» **GIVEN INSTRUCTION**:
Return the data exactly, with all pictures removed.
☆ ☆ ☆ ☆ ☆ ☆ ☆
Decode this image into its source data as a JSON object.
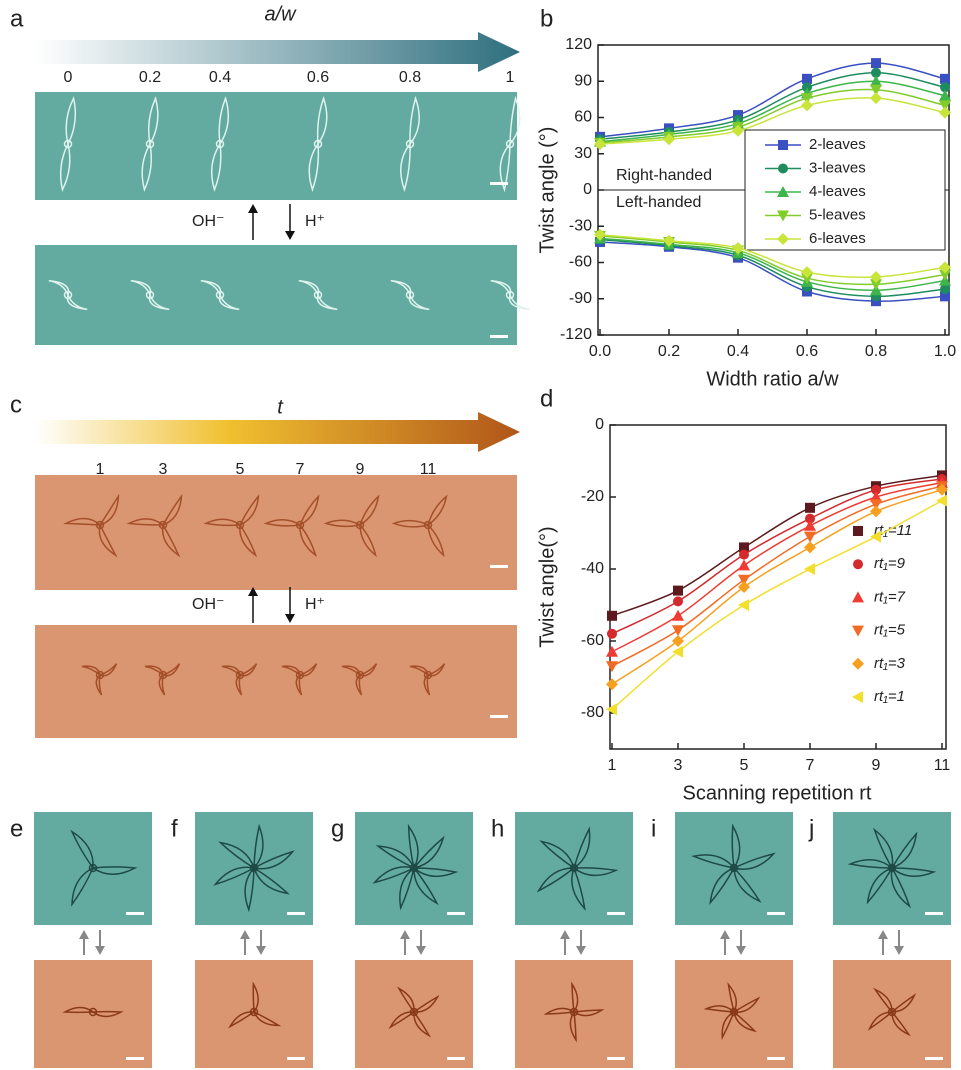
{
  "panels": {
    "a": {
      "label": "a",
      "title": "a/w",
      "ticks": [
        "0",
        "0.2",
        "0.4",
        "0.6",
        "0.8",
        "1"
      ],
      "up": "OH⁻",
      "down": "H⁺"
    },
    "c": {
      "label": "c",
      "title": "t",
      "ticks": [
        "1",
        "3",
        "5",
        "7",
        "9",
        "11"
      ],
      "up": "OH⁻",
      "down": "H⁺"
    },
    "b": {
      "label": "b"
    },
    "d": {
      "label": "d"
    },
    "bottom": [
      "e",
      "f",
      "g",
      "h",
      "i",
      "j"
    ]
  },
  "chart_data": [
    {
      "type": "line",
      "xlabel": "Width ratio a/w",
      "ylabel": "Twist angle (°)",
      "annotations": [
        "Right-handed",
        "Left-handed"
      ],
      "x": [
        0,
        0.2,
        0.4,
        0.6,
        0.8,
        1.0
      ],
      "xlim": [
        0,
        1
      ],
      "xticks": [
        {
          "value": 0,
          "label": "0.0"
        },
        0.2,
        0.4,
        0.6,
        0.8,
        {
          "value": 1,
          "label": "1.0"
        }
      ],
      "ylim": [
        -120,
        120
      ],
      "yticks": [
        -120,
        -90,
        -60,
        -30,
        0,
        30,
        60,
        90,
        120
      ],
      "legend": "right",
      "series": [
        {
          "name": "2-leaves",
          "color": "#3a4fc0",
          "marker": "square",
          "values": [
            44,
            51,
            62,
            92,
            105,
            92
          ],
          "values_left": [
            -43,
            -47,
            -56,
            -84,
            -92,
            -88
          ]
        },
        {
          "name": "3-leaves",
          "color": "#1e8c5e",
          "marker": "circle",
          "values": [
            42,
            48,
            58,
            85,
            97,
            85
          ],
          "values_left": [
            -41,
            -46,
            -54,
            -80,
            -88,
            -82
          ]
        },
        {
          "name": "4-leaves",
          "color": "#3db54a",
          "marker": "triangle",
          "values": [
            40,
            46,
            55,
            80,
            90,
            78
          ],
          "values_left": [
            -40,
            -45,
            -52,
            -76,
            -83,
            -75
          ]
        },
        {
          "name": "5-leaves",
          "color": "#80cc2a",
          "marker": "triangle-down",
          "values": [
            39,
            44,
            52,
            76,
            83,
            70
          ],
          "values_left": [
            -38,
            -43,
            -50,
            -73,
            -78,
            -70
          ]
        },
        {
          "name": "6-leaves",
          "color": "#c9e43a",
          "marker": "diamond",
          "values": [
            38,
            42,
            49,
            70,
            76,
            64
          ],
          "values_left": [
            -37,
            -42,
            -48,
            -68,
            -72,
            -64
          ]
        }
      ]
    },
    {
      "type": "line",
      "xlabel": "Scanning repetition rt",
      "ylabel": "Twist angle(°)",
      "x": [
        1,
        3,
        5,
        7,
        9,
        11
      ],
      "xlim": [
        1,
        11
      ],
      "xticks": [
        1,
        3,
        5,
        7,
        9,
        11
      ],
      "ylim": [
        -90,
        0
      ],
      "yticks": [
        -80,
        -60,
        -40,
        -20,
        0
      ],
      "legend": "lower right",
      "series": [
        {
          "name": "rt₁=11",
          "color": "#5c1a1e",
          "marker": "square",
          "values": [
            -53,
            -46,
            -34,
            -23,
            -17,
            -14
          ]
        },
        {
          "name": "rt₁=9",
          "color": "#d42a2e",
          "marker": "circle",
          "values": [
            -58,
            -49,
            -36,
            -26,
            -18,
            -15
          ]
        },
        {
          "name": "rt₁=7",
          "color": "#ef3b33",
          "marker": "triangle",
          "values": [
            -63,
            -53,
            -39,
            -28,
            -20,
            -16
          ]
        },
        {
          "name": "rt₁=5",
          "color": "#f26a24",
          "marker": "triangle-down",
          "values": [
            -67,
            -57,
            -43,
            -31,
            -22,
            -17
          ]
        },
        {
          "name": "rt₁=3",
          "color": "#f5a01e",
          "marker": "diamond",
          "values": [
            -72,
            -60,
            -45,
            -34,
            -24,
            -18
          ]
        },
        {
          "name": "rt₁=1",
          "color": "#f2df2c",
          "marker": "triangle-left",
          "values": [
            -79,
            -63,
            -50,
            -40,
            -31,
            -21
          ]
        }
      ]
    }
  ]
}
☆ ☆ ☆ ☆ ☆ ☆ ☆
» **TASK RESPONSE**:
Decode this image into its source data as a JSON object.
{
  "panels": {
    "a": {
      "label": "a",
      "title": "a/w",
      "ticks": [
        "0",
        "0.2",
        "0.4",
        "0.6",
        "0.8",
        "1"
      ],
      "up": "OH⁻",
      "down": "H⁺"
    },
    "c": {
      "label": "c",
      "title": "t",
      "ticks": [
        "1",
        "3",
        "5",
        "7",
        "9",
        "11"
      ],
      "up": "OH⁻",
      "down": "H⁺"
    },
    "b": {
      "label": "b"
    },
    "d": {
      "label": "d"
    },
    "bottom": [
      "e",
      "f",
      "g",
      "h",
      "i",
      "j"
    ]
  },
  "chart_data": [
    {
      "type": "line",
      "xlabel": "Width ratio a/w",
      "ylabel": "Twist angle (°)",
      "annotations": [
        "Right-handed",
        "Left-handed"
      ],
      "x": [
        0,
        0.2,
        0.4,
        0.6,
        0.8,
        1.0
      ],
      "xlim": [
        0,
        1
      ],
      "xticks": [
        {
          "value": 0,
          "label": "0.0"
        },
        0.2,
        0.4,
        0.6,
        0.8,
        {
          "value": 1,
          "label": "1.0"
        }
      ],
      "ylim": [
        -120,
        120
      ],
      "yticks": [
        -120,
        -90,
        -60,
        -30,
        0,
        30,
        60,
        90,
        120
      ],
      "legend": "right",
      "series": [
        {
          "name": "2-leaves",
          "color": "#3a4fc0",
          "marker": "square",
          "values": [
            44,
            51,
            62,
            92,
            105,
            92
          ],
          "values_left": [
            -43,
            -47,
            -56,
            -84,
            -92,
            -88
          ]
        },
        {
          "name": "3-leaves",
          "color": "#1e8c5e",
          "marker": "circle",
          "values": [
            42,
            48,
            58,
            85,
            97,
            85
          ],
          "values_left": [
            -41,
            -46,
            -54,
            -80,
            -88,
            -82
          ]
        },
        {
          "name": "4-leaves",
          "color": "#3db54a",
          "marker": "triangle",
          "values": [
            40,
            46,
            55,
            80,
            90,
            78
          ],
          "values_left": [
            -40,
            -45,
            -52,
            -76,
            -83,
            -75
          ]
        },
        {
          "name": "5-leaves",
          "color": "#80cc2a",
          "marker": "triangle-down",
          "values": [
            39,
            44,
            52,
            76,
            83,
            70
          ],
          "values_left": [
            -38,
            -43,
            -50,
            -73,
            -78,
            -70
          ]
        },
        {
          "name": "6-leaves",
          "color": "#c9e43a",
          "marker": "diamond",
          "values": [
            38,
            42,
            49,
            70,
            76,
            64
          ],
          "values_left": [
            -37,
            -42,
            -48,
            -68,
            -72,
            -64
          ]
        }
      ]
    },
    {
      "type": "line",
      "xlabel": "Scanning repetition rt",
      "ylabel": "Twist angle(°)",
      "x": [
        1,
        3,
        5,
        7,
        9,
        11
      ],
      "xlim": [
        1,
        11
      ],
      "xticks": [
        1,
        3,
        5,
        7,
        9,
        11
      ],
      "ylim": [
        -90,
        0
      ],
      "yticks": [
        -80,
        -60,
        -40,
        -20,
        0
      ],
      "legend": "lower right",
      "series": [
        {
          "name": "rt₁=11",
          "color": "#5c1a1e",
          "marker": "square",
          "values": [
            -53,
            -46,
            -34,
            -23,
            -17,
            -14
          ]
        },
        {
          "name": "rt₁=9",
          "color": "#d42a2e",
          "marker": "circle",
          "values": [
            -58,
            -49,
            -36,
            -26,
            -18,
            -15
          ]
        },
        {
          "name": "rt₁=7",
          "color": "#ef3b33",
          "marker": "triangle",
          "values": [
            -63,
            -53,
            -39,
            -28,
            -20,
            -16
          ]
        },
        {
          "name": "rt₁=5",
          "color": "#f26a24",
          "marker": "triangle-down",
          "values": [
            -67,
            -57,
            -43,
            -31,
            -22,
            -17
          ]
        },
        {
          "name": "rt₁=3",
          "color": "#f5a01e",
          "marker": "diamond",
          "values": [
            -72,
            -60,
            -45,
            -34,
            -24,
            -18
          ]
        },
        {
          "name": "rt₁=1",
          "color": "#f2df2c",
          "marker": "triangle-left",
          "values": [
            -79,
            -63,
            -50,
            -40,
            -31,
            -21
          ]
        }
      ]
    }
  ]
}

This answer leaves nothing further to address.